- STATED TASK:
Put the lines below into a JSON list of strings, with one string per line and no blank lines. Leave the pictures out.

Recorded data:
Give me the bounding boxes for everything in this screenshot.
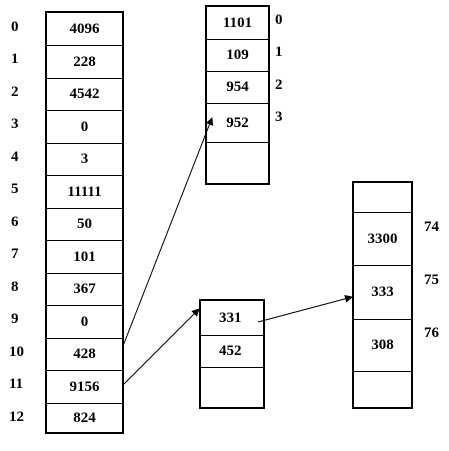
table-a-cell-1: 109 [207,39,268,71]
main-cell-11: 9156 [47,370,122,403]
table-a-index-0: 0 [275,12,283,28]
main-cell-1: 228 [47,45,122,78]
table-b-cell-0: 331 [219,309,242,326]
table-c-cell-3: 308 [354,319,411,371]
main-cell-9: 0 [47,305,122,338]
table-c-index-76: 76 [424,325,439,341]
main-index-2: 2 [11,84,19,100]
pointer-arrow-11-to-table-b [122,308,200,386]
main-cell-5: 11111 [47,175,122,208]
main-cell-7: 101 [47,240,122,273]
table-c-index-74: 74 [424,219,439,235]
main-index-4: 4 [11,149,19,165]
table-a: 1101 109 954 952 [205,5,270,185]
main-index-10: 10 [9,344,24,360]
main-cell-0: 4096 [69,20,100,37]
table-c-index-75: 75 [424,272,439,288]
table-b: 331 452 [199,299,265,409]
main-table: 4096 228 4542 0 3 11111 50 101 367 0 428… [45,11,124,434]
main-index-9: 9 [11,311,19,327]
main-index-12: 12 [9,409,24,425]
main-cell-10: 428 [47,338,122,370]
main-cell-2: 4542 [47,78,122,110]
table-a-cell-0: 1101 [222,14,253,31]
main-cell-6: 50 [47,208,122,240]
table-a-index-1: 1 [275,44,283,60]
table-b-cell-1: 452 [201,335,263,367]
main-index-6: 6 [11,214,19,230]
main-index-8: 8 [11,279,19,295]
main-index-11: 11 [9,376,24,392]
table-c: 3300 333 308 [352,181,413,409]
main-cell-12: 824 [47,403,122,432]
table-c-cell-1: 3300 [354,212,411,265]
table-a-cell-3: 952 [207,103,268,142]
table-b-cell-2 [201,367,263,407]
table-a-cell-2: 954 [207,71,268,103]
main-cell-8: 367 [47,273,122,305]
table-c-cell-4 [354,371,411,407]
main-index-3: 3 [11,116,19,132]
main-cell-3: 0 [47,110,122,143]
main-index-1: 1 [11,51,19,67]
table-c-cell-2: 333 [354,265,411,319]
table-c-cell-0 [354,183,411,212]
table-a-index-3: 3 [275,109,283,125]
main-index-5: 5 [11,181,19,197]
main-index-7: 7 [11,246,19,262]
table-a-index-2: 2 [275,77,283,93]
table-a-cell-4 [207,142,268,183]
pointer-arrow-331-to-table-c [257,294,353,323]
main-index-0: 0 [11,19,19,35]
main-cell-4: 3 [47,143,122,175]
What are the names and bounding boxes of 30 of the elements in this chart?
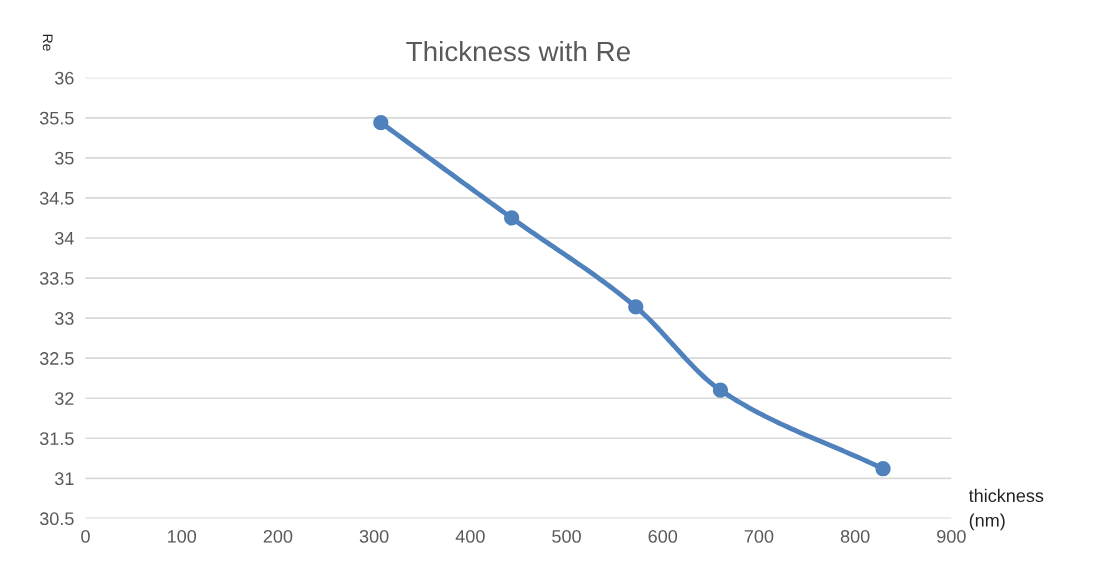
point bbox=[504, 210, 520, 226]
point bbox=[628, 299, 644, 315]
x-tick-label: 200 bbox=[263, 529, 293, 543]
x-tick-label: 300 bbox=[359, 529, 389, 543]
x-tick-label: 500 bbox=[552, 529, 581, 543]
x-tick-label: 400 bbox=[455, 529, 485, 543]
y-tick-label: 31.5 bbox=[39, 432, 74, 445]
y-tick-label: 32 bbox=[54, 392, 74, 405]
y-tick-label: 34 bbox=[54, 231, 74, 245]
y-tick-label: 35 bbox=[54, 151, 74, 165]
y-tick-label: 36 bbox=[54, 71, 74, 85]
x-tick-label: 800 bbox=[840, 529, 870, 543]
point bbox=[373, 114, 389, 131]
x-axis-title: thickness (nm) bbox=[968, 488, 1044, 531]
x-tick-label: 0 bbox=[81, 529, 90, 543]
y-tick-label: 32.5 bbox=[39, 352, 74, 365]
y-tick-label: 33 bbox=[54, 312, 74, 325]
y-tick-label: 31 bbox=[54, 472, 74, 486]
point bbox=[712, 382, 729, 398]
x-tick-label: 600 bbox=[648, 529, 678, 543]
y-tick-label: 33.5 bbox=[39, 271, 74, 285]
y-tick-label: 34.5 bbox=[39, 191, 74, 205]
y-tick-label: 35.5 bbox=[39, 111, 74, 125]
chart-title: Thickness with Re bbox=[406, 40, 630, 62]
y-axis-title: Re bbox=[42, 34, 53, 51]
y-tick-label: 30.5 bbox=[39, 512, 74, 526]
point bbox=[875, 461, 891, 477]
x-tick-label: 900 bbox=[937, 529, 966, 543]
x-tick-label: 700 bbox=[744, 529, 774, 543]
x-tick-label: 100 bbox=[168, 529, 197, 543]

- RESPONSE BELOW:
[
  "Give me the bounding boxes for everything in this screenshot.",
  "table-a-cell-1: 109 [207,39,268,71]",
  "main-cell-11: 9156 [47,370,122,403]",
  "table-a-index-0: 0 [275,12,283,28]",
  "main-cell-1: 228 [47,45,122,78]",
  "table-b-cell-0: 331 [219,309,242,326]",
  "table-c-cell-3: 308 [354,319,411,371]",
  "main-cell-9: 0 [47,305,122,338]",
  "table-c-index-76: 76 [424,325,439,341]",
  "main-index-2: 2 [11,84,19,100]",
  "pointer-arrow-11-to-table-b [122,308,200,386]",
  "main-cell-5: 11111 [47,175,122,208]",
  "main-cell-7: 101 [47,240,122,273]",
  "table-c-index-74: 74 [424,219,439,235]",
  "main-index-4: 4 [11,149,19,165]",
  "table-a: 1101 109 954 952 [205,5,270,185]",
  "main-index-10: 10 [9,344,24,360]",
  "main-cell-0: 4096 [69,20,100,37]",
  "table-c-index-75: 75 [424,272,439,288]",
  "table-b: 331 452 [199,299,265,409]",
  "main-table: 4096 228 4542 0 3 11111 50 101 367 0 428… [45,11,124,434]",
  "main-index-9: 9 [11,311,19,327]",
  "main-index-12: 12 [9,409,24,425]",
  "main-cell-10: 428 [47,338,122,370]",
  "main-cell-2: 4542 [47,78,122,110]",
  "table-a-cell-0: 1101 [222,14,253,31]",
  "main-cell-6: 50 [47,208,122,240]",
  "table-a-index-1: 1 [275,44,283,60]",
  "table-b-cell-1: 452 [201,335,263,367]",
  "main-index-6: 6 [11,214,19,230]",
  "main-index-8: 8 [11,279,19,295]",
  "main-index-11: 11 [9,376,24,392]",
  "table-c: 3300 333 308 [352,181,413,409]",
  "main-cell-12: 824 [47,403,122,432]",
  "table-c-cell-1: 3300 [354,212,411,265]",
  "table-a-cell-3: 952 [207,103,268,142]",
  "table-b-cell-2 [201,367,263,407]",
  "table-a-cell-2: 954 [207,71,268,103]",
  "main-cell-8: 367 [47,273,122,305]",
  "table-c-cell-4 [354,371,411,407]",
  "main-index-3: 3 [11,116,19,132]",
  "main-cell-3: 0 [47,110,122,143]",
  "main-index-1: 1 [11,51,19,67]",
  "table-c-cell-2: 333 [354,265,411,319]",
  "table-c-cell-0 [354,183,411,212]",
  "table-a-index-3: 3 [275,109,283,125]",
  "main-index-5: 5 [11,181,19,197]",
  "main-index-7: 7 [11,246,19,262]",
  "table-a-index-2: 2 [275,77,283,93]",
  "table-a-cell-4 [207,142,268,183]",
  "pointer-arrow-331-to-table-c [257,294,353,323]",
  "main-index-0: 0 [11,19,19,35]",
  "main-cell-4: 3 [47,143,122,175]",
  "What are the names and bounding boxes of 30 of the elements in this chart?",
  "point bbox=[504, 210, 520, 226]",
  "point bbox=[628, 299, 644, 315]",
  "x-tick-label: 200 bbox=[263, 529, 293, 543]",
  "x-tick-label: 300 bbox=[359, 529, 389, 543]",
  "x-tick-label: 500 bbox=[552, 529, 581, 543]",
  "x-tick-label: 400 bbox=[455, 529, 485, 543]",
  "y-tick-label: 31.5 bbox=[39, 432, 74, 445]",
  "y-tick-label: 32 bbox=[54, 392, 74, 405]",
  "y-tick-label: 34 bbox=[54, 231, 74, 245]",
  "y-tick-label: 35 bbox=[54, 151, 74, 165]",
  "y-tick-label: 36 bbox=[54, 71, 74, 85]",
  "x-tick-label: 800 bbox=[840, 529, 870, 543]",
  "point bbox=[373, 114, 389, 131]",
  "x-axis-title: thickness (nm) bbox=[968, 488, 1044, 531]",
  "x-tick-label: 0 bbox=[81, 529, 90, 543]",
  "y-tick-label: 32.5 bbox=[39, 352, 74, 365]",
  "y-tick-label: 33 bbox=[54, 312, 74, 325]",
  "y-tick-label: 31 bbox=[54, 472, 74, 486]",
  "point bbox=[712, 382, 729, 398]",
  "x-tick-label: 600 bbox=[648, 529, 678, 543]",
  "y-tick-label: 33.5 bbox=[39, 271, 74, 285]",
  "y-tick-label: 34.5 bbox=[39, 191, 74, 205]",
  "y-tick-label: 35.5 bbox=[39, 111, 74, 125]",
  "chart-title: Thickness with Re bbox=[406, 40, 630, 62]",
  "y-axis-title: Re bbox=[42, 34, 53, 51]",
  "y-tick-label: 30.5 bbox=[39, 512, 74, 526]",
  "point bbox=[875, 461, 891, 477]",
  "x-tick-label: 900 bbox=[937, 529, 966, 543]",
  "x-tick-label: 700 bbox=[744, 529, 774, 543]",
  "x-tick-label: 100 bbox=[168, 529, 197, 543]"
]